*What is needed*
From the listing below, select every line where the word "name" appears.

*Stored data*
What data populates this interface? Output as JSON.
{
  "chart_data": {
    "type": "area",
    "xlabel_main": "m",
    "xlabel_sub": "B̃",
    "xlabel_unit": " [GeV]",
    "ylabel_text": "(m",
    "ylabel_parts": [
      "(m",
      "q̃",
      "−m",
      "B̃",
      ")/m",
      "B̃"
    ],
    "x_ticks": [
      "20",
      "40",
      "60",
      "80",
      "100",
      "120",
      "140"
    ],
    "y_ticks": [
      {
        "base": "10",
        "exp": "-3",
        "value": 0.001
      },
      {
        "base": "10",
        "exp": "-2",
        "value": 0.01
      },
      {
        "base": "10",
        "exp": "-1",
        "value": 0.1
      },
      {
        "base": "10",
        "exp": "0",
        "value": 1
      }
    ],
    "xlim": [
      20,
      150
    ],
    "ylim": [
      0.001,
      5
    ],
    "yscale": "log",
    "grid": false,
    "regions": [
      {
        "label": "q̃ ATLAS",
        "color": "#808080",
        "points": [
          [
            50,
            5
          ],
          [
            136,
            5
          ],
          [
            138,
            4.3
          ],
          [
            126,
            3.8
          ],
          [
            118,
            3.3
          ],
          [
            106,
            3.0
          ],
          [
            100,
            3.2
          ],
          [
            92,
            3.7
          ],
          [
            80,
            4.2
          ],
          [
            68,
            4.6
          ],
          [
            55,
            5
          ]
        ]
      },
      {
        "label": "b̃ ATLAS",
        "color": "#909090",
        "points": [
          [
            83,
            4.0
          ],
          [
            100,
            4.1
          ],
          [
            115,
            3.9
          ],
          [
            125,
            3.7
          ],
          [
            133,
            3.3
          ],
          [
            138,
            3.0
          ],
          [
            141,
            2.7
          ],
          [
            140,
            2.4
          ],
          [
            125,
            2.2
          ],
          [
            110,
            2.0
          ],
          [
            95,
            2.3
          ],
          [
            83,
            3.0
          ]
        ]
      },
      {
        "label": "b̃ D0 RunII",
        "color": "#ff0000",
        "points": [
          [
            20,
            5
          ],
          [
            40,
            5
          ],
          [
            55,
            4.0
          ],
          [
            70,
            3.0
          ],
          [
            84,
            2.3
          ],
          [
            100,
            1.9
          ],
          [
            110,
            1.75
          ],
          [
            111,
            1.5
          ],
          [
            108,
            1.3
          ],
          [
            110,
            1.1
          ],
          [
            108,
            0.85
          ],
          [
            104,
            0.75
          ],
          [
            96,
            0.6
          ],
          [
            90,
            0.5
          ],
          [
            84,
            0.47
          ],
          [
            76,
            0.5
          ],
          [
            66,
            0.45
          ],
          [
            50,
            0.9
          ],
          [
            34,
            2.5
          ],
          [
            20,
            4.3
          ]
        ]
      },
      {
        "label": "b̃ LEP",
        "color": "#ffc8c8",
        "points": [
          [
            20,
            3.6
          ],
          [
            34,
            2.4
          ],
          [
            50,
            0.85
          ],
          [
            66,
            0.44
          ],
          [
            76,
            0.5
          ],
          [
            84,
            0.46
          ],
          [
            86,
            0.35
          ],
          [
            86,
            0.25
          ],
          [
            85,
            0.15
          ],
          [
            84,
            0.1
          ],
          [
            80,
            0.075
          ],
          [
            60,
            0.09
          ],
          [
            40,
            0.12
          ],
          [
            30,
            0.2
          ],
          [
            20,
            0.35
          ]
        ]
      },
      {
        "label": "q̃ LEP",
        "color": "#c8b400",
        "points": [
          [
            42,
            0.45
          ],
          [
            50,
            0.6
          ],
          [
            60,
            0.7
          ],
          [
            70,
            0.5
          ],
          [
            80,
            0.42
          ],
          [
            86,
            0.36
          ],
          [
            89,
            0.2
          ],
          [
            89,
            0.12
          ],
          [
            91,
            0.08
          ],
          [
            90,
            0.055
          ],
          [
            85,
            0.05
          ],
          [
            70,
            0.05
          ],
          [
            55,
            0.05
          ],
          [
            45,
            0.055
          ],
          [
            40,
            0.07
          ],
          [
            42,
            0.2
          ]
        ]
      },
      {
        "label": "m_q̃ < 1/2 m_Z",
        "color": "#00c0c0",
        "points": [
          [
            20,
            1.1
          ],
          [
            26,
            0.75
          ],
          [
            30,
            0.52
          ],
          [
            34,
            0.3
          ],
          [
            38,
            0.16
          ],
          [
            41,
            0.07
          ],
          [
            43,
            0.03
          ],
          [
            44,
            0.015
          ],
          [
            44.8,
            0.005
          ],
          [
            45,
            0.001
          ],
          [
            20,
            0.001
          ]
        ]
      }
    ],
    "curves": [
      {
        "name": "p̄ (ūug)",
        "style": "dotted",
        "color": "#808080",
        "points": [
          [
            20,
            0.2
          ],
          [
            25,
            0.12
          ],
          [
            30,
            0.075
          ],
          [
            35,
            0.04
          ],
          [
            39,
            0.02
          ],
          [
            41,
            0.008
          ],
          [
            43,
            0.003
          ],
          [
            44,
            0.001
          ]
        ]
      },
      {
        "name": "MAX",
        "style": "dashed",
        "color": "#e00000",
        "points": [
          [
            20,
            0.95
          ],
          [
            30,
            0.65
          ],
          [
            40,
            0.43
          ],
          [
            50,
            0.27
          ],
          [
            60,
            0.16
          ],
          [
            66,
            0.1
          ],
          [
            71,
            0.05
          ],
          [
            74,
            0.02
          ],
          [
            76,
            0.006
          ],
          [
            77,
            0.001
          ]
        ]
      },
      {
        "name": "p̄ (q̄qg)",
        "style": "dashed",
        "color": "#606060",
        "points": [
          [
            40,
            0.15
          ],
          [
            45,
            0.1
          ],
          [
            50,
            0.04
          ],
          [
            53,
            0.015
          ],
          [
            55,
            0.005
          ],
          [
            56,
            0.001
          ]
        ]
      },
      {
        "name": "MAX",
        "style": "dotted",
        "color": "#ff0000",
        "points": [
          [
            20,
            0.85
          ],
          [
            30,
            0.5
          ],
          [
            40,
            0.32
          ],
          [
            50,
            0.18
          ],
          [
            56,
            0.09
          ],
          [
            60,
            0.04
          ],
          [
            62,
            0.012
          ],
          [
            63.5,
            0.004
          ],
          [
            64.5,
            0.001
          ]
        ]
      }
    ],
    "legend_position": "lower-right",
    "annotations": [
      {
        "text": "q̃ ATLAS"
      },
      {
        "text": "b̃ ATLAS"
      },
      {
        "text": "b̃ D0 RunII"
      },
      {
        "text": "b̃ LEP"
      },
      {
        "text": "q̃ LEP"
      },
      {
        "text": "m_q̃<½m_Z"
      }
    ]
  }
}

*Exercise response*
        "name": "p̄ (ūug)",
        "name": "MAX",
        "name": "p̄ (q̄qg)",
        "name": "MAX",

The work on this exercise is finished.